Dataset entries on figures

* * *

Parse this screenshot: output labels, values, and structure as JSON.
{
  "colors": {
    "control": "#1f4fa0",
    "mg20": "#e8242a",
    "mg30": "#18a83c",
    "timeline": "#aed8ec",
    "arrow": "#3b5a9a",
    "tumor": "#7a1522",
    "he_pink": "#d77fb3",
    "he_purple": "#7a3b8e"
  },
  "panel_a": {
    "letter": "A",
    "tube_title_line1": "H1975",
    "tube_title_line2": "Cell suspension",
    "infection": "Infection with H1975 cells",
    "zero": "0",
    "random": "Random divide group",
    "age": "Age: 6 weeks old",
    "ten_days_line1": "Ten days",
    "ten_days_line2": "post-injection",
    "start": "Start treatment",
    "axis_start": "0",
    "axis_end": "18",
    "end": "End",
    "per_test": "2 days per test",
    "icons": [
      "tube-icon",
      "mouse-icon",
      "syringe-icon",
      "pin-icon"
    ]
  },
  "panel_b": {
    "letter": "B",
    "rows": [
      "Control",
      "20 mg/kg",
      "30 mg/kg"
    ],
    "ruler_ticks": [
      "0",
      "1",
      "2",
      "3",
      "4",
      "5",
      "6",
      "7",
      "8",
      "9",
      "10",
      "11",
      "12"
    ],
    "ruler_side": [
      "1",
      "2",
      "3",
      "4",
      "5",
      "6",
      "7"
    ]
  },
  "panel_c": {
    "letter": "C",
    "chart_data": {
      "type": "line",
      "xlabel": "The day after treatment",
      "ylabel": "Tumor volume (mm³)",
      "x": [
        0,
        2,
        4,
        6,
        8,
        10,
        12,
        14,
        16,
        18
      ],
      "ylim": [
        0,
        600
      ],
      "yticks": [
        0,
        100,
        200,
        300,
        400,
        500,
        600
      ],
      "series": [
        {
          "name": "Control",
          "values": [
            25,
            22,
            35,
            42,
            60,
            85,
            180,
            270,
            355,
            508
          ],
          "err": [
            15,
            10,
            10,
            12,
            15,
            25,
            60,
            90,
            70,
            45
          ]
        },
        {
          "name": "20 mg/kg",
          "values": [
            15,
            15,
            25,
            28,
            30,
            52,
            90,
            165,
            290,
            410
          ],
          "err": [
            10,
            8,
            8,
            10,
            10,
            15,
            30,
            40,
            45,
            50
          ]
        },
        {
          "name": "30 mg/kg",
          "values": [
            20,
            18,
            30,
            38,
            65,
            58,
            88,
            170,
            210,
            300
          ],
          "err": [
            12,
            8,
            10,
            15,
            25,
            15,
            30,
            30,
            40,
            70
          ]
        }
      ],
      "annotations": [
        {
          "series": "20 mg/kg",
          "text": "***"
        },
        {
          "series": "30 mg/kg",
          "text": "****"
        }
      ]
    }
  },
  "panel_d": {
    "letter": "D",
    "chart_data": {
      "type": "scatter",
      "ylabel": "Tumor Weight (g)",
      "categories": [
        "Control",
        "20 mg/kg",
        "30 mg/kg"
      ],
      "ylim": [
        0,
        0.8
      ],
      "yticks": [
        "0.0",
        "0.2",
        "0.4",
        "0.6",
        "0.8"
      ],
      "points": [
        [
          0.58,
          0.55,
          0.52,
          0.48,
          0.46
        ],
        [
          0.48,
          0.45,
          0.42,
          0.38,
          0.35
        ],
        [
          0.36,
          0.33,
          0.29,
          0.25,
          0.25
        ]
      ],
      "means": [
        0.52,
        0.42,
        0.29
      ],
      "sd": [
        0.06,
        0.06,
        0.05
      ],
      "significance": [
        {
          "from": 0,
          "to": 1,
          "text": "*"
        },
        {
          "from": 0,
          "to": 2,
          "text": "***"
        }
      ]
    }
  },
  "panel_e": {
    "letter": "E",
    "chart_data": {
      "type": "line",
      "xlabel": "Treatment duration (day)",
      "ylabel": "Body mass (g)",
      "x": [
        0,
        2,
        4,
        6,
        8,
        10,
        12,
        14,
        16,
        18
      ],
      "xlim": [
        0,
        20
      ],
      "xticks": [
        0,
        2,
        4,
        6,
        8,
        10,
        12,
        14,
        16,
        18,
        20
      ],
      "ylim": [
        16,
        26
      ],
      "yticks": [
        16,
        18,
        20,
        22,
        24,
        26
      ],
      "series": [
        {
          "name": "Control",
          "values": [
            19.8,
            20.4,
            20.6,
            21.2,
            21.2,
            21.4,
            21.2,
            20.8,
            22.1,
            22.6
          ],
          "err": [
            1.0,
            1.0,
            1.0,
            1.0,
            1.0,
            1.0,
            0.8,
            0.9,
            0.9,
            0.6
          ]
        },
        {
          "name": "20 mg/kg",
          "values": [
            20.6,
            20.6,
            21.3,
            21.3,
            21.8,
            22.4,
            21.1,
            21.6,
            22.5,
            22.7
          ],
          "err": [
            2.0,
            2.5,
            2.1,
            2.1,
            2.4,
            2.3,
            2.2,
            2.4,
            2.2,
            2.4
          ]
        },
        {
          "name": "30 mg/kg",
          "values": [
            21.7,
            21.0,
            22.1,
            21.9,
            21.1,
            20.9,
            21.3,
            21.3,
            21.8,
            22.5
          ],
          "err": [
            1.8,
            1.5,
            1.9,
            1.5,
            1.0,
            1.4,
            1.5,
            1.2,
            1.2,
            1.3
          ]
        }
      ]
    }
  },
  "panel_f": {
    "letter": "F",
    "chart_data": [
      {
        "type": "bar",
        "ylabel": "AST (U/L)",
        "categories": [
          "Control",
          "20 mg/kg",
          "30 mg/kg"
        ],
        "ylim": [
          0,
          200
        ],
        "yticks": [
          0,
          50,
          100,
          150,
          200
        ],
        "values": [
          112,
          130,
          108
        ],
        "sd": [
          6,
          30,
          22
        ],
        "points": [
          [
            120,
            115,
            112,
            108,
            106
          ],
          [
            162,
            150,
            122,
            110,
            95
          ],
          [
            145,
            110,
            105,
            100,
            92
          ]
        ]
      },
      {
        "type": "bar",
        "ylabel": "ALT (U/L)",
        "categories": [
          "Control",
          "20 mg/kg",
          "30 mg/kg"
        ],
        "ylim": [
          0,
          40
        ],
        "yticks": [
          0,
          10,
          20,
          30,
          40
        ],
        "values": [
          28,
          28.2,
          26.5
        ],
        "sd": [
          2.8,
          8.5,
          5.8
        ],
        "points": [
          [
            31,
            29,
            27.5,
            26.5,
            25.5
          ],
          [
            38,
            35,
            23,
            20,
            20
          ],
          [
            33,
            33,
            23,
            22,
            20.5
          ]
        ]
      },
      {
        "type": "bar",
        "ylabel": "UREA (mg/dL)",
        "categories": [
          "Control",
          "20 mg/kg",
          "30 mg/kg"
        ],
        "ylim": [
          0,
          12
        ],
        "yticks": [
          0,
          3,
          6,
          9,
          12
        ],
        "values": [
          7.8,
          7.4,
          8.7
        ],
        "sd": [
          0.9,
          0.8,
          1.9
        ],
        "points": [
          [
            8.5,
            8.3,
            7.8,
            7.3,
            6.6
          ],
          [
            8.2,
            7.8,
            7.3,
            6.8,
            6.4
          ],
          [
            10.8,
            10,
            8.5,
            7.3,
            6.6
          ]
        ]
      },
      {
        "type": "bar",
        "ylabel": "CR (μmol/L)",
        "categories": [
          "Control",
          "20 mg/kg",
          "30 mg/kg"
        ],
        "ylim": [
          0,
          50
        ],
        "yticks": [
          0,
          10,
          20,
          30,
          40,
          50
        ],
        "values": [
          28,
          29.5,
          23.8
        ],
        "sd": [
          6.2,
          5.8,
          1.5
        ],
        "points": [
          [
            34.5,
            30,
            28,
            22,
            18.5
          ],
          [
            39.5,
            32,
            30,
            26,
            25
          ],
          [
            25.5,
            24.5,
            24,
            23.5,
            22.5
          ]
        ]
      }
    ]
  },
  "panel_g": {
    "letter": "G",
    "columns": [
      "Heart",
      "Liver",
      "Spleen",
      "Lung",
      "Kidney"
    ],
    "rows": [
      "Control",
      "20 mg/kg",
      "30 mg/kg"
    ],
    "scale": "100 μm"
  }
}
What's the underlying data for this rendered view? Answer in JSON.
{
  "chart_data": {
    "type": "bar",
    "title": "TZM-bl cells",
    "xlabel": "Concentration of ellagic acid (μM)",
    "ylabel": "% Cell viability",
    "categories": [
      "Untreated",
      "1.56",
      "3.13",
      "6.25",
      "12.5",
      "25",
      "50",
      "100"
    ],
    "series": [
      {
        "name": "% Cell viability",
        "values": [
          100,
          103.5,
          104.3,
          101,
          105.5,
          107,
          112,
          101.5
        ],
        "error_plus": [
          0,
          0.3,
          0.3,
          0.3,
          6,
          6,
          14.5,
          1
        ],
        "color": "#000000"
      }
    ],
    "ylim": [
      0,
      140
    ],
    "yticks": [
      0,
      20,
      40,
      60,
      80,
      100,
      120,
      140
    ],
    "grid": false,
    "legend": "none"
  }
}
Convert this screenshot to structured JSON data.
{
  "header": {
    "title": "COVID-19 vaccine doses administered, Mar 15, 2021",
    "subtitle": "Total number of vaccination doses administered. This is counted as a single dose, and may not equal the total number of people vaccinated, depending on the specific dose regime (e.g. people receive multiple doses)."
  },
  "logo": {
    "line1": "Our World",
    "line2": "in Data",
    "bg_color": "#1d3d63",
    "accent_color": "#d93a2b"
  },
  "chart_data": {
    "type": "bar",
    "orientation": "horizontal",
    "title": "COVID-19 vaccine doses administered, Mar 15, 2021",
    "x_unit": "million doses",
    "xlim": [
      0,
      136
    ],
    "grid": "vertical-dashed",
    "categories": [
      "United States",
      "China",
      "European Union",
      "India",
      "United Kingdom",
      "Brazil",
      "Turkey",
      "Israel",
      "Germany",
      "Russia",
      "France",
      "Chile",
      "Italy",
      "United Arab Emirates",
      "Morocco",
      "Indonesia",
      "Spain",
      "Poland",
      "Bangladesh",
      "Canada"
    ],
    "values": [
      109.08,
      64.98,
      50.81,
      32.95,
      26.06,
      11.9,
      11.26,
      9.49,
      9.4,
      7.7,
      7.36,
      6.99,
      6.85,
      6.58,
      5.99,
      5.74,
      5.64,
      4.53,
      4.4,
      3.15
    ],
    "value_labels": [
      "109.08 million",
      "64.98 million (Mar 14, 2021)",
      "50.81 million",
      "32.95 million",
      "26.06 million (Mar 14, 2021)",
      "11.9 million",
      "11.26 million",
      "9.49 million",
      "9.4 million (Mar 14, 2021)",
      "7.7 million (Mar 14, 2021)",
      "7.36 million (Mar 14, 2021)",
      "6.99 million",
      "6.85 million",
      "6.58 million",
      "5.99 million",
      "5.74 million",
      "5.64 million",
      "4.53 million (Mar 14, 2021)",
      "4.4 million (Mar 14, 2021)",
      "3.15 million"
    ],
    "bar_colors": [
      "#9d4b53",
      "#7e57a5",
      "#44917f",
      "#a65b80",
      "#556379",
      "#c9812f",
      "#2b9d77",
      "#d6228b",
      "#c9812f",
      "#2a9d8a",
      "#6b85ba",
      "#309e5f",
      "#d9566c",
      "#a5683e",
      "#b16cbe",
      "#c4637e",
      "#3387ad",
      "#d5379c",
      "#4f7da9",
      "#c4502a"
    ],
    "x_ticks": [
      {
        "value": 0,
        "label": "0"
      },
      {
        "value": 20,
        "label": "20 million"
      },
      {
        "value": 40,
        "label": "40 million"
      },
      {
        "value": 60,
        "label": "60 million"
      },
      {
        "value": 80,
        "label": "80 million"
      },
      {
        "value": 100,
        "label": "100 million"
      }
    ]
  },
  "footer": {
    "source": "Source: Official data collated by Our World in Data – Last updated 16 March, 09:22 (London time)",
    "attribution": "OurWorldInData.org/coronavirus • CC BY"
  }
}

* * *

> **WORK INSTRUCTION**
If a line of the entries above holds "viability", count it, then report the total alone.

> **WRITTEN ANSWER**
2